Collectif militant regroupant des catholiques engagés dans l’Église catholique notamment en faveur des minorités et contre la banalisation de l’extrême droite.
Il va sans dire que l’on n’est nullement dans l’obligation de partager la foi des auteurs pour pleinement partager leurs craintes d’une montée rapide de l’extrême droite dont celle des extrémistes catholiques et celles d’une captation à leur profit de l’Etat de droit. Notre résistance à la fascisation en cours en France comme ailleurs passe par la défense de la démocratie et des acquis politiques et sociaux. ML
Tribune parue dans Mediapart le 27 juillet 2025.
« Le véritable danger pour la République provient des ultraconservateurs catholiques »
« Il est temps de regarder la vérité en face ». Un ensemble de catholiques dénonce la banalisation des idéologies d’extrême droite dans leur communauté religieuse. « Notre prise de position a un objectif : alerter sur le risque que nous prenons collectivement à laisser la frange la plus conservatrice du catholicisme posséder des médias, diriger des ministères de notre pays, investir dans des biens culturels, éditer les programmes scolaires de nos enfants… ».
Des personnalités issues des franges conservatrices et traditionalistes du catholicisme n’ont pas attendu 2025 pour s’attaquer aux valeurs de notre République et à son système démocratique. En revanche, nous constatons avec effroi une minimisation voire un déni collectif autour des risques que peut représenter le catholicisme dans son approche rigoriste et ultra conservatrice.
L’objectif de ces personnalités catholiques est de servir, non pas l’intérêt commun ou les valeurs évangéliques d’accueil et d’amour inconditionnels, mais bien des idéologies excluantes tout en cherchant à déstructurer notre système démocratique ainsi que l’État de droit sur lequel il repose.
L’Etat de droit peut se définir « comme un système institutionnel dans lequel la puissance publique est soumise au droit »[1]. Il est une des « conditions de notre démocratie et de notre vivre-ensemble » puisqu’il permet notamment « de protéger les libertés et les droits de chacun »[2].

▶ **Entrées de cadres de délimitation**
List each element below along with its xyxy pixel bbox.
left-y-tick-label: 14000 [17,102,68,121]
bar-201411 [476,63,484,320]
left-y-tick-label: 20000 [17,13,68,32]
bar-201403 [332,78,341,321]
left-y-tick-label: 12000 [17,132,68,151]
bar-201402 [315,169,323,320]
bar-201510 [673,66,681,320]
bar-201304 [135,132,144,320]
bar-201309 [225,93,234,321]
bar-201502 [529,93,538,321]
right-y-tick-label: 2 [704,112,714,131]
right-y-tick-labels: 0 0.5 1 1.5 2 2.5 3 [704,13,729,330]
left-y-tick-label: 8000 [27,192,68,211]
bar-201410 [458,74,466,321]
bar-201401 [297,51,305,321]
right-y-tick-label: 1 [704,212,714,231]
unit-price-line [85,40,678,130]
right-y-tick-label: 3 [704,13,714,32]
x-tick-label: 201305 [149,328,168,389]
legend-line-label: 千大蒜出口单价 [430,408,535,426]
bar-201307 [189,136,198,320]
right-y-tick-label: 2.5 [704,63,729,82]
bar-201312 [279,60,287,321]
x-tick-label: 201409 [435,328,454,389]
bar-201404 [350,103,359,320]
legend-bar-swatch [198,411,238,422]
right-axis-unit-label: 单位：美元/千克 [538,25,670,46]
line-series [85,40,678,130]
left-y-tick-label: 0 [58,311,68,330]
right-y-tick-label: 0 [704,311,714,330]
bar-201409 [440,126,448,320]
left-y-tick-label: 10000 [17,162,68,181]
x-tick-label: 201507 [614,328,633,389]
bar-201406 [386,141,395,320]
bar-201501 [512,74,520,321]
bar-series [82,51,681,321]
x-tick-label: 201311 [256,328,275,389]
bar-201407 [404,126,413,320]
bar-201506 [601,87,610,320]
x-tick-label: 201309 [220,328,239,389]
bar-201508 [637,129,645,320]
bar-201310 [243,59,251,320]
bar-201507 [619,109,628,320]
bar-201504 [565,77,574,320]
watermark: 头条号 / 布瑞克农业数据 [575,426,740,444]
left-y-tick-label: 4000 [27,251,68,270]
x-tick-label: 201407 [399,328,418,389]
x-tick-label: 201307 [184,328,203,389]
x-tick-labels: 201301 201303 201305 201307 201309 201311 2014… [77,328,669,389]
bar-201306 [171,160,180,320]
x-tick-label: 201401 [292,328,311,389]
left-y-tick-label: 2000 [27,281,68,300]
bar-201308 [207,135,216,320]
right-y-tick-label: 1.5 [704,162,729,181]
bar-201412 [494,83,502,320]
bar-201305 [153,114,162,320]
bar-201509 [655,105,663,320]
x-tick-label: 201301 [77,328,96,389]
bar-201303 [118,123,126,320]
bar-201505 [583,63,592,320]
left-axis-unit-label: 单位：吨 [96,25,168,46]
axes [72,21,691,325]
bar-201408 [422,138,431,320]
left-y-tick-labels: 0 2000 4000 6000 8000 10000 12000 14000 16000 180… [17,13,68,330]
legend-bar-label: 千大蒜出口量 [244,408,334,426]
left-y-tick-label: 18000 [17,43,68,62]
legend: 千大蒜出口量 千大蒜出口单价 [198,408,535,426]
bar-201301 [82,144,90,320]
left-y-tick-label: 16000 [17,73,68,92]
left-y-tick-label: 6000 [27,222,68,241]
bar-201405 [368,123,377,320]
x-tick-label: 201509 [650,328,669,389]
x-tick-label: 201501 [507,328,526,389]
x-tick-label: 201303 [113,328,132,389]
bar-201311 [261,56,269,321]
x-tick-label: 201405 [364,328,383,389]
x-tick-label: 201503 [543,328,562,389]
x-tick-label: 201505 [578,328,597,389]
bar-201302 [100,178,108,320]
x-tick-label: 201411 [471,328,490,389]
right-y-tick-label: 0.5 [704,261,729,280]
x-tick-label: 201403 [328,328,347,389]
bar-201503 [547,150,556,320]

▶ **EXERCICES**
[a] Reproduisez à l'identique le texte de lecture, depuis « L’objectif de ces » jusqu'à « lequel il repose. » compris.
[b] Résumez en une phrase plus courte le paragraphe du texte de lecture qui commence par « L’objectif de ces personnalités catholiques », sans en perdre les faits essentiels.
[c] D'après la prise de position citée dans le texte de lecture, énumérez tout ce que l'on risque collectivement de laisser faire à la frange la plus conservatrice du catholicisme.
Les entrées ci-dessus n'ont aucun lien avec le texte de lecture.

▶ **RÉPONSES AUX EXERCICES**
[a]
L’objectif de ces personnalités catholiques est de servir, non pas l’intérêt commun ou les valeurs évangéliques d’accueil et d’amour inconditionnels, mais bien des idéologies excluantes tout en cherchant à déstructurer notre système démocratique ainsi que l’État de droit sur lequel il repose.

[b] Ces personnalités catholiques servent des idéologies excluantes plutôt que l'intérêt commun ou les valeurs évangéliques d'accueil et d'amour inconditionnels, et cherchent à déstructurer le système démocratique ainsi que l'État de droit qui le fonde.

[c]
- posséder des médias
- diriger des ministères du pays
- investir dans des biens culturels
- éditer les programmes scolaires des enfants